Records supplied |
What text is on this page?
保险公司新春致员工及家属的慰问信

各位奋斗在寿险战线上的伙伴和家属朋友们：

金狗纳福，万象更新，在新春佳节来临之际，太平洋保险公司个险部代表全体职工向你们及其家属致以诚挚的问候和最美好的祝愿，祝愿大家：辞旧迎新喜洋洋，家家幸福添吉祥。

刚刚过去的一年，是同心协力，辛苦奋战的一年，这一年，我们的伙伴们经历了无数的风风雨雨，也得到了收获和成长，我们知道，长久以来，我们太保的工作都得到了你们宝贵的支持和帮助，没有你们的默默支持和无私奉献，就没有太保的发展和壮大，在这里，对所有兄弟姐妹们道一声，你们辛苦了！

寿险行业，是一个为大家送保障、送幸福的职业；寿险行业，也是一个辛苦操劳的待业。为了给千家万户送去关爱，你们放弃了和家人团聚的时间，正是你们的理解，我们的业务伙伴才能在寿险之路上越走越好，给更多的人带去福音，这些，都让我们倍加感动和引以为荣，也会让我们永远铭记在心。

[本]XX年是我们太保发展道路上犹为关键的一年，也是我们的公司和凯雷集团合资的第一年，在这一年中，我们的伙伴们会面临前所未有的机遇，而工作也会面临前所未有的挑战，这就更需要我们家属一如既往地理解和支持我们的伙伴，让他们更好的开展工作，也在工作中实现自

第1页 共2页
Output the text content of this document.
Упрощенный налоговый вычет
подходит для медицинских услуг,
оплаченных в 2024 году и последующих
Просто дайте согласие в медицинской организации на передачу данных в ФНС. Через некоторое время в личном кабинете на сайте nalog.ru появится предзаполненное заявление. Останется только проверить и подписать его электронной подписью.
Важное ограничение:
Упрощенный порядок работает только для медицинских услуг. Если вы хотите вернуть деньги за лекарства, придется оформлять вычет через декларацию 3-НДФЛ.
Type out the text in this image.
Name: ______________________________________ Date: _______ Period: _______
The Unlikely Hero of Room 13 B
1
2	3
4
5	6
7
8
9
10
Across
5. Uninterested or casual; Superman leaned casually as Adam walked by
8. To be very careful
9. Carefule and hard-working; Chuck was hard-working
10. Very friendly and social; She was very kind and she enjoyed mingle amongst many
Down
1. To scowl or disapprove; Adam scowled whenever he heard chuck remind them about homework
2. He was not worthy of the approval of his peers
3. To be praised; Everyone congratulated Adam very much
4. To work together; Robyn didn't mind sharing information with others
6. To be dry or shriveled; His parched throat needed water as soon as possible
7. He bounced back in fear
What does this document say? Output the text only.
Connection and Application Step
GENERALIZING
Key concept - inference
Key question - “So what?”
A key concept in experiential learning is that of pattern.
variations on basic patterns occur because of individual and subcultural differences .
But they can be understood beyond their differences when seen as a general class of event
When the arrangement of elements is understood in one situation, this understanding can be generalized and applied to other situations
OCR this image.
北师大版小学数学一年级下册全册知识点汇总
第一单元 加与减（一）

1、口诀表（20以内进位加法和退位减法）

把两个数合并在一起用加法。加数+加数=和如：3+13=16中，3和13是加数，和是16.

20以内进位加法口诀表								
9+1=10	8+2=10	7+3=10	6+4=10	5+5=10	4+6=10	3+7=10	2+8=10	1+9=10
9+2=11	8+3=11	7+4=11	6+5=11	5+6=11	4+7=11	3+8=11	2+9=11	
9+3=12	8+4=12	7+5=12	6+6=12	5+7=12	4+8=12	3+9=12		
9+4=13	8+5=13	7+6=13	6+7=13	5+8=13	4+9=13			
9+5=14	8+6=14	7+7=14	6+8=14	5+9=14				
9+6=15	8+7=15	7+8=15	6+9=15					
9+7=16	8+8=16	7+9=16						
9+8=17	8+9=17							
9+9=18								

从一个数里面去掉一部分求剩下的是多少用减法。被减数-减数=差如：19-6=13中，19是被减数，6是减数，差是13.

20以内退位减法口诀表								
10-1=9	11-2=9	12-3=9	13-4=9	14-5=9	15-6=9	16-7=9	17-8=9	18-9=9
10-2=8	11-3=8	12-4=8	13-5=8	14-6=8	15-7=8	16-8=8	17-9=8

Instructions to follow |
Retype the listing above in full, with no alterations.

Result of the task |
What text is on this page?
保险公司新春致员工及家属的慰问信

各位奋斗在寿险战线上的伙伴和家属朋友们：

金狗纳福，万象更新，在新春佳节来临之际，太平洋保险公司个险部代表全体职工向你们及其家属致以诚挚的问候和最美好的祝愿，祝愿大家：辞旧迎新喜洋洋，家家幸福添吉祥。

刚刚过去的一年，是同心协力，辛苦奋战的一年，这一年，我们的伙伴们经历了无数的风风雨雨，也得到了收获和成长，我们知道，长久以来，我们太保的工作都得到了你们宝贵的支持和帮助，没有你们的默默支持和无私奉献，就没有太保的发展和壮大，在这里，对所有兄弟姐妹们道一声，你们辛苦了！

寿险行业，是一个为大家送保障、送幸福的职业；寿险行业，也是一个辛苦操劳的待业。为了给千家万户送去关爱，你们放弃了和家人团聚的时间，正是你们的理解，我们的业务伙伴才能在寿险之路上越走越好，给更多的人带去福音，这些，都让我们倍加感动和引以为荣，也会让我们永远铭记在心。

[本]XX年是我们太保发展道路上犹为关键的一年，也是我们的公司和凯雷集团合资的第一年，在这一年中，我们的伙伴们会面临前所未有的机遇，而工作也会面临前所未有的挑战，这就更需要我们家属一如既往地理解和支持我们的伙伴，让他们更好的开展工作，也在工作中实现自

第1页 共2页
Output the text content of this document.
Упрощенный налоговый вычет
подходит для медицинских услуг,
оплаченных в 2024 году и последующих
Просто дайте согласие в медицинской организации на передачу данных в ФНС. Через некоторое время в личном кабинете на сайте nalog.ru появится предзаполненное заявление. Останется только проверить и подписать его электронной подписью.
Важное ограничение:
Упрощенный порядок работает только для медицинских услуг. Если вы хотите вернуть деньги за лекарства, придется оформлять вычет через декларацию 3-НДФЛ.
Type out the text in this image.
Name: ______________________________________ Date: _______ Period: _______
The Unlikely Hero of Room 13 B
1
2	3
4
5	6
7
8
9
10
Across
5. Uninterested or casual; Superman leaned casually as Adam walked by
8. To be very careful
9. Carefule and hard-working; Chuck was hard-working
10. Very friendly and social; She was very kind and she enjoyed mingle amongst many
Down
1. To scowl or disapprove; Adam scowled whenever he heard chuck remind them about homework
2. He was not worthy of the approval of his peers
3. To be praised; Everyone congratulated Adam very much
4. To work together; Robyn didn't mind sharing information with others
6. To be dry or shriveled; His parched throat needed water as soon as possible
7. He bounced back in fear
What does this document say? Output the text only.
Connection and Application Step
GENERALIZING
Key concept - inference
Key question - “So what?”
A key concept in experiential learning is that of pattern.
variations on basic patterns occur because of individual and subcultural differences .
But they can be understood beyond their differences when seen as a general class of event
When the arrangement of elements is understood in one situation, this understanding can be generalized and applied to other situations
OCR this image.
北师大版小学数学一年级下册全册知识点汇总
第一单元 加与减（一）

1、口诀表（20以内进位加法和退位减法）

把两个数合并在一起用加法。加数+加数=和如：3+13=16中，3和13是加数，和是16.

20以内进位加法口诀表								
9+1=10	8+2=10	7+3=10	6+4=10	5+5=10	4+6=10	3+7=10	2+8=10	1+9=10
9+2=11	8+3=11	7+4=11	6+5=11	5+6=11	4+7=11	3+8=11	2+9=11	
9+3=12	8+4=12	7+5=12	6+6=12	5+7=12	4+8=12	3+9=12		
9+4=13	8+5=13	7+6=13	6+7=13	5+8=13	4+9=13			
9+5=14	8+6=14	7+7=14	6+8=14	5+9=14				
9+6=15	8+7=15	7+8=15	6+9=15					
9+7=16	8+8=16	7+9=16						
9+8=17	8+9=17							
9+9=18								

从一个数里面去掉一部分求剩下的是多少用减法。被减数-减数=差如：19-6=13中，19是被减数，6是减数，差是13.

20以内退位减法口诀表								
10-1=9	11-2=9	12-3=9	13-4=9	14-5=9	15-6=9	16-7=9	17-8=9	18-9=9
10-2=8	11-3=8	12-4=8	13-5=8	14-6=8	15-7=8	16-8=8	17-9=8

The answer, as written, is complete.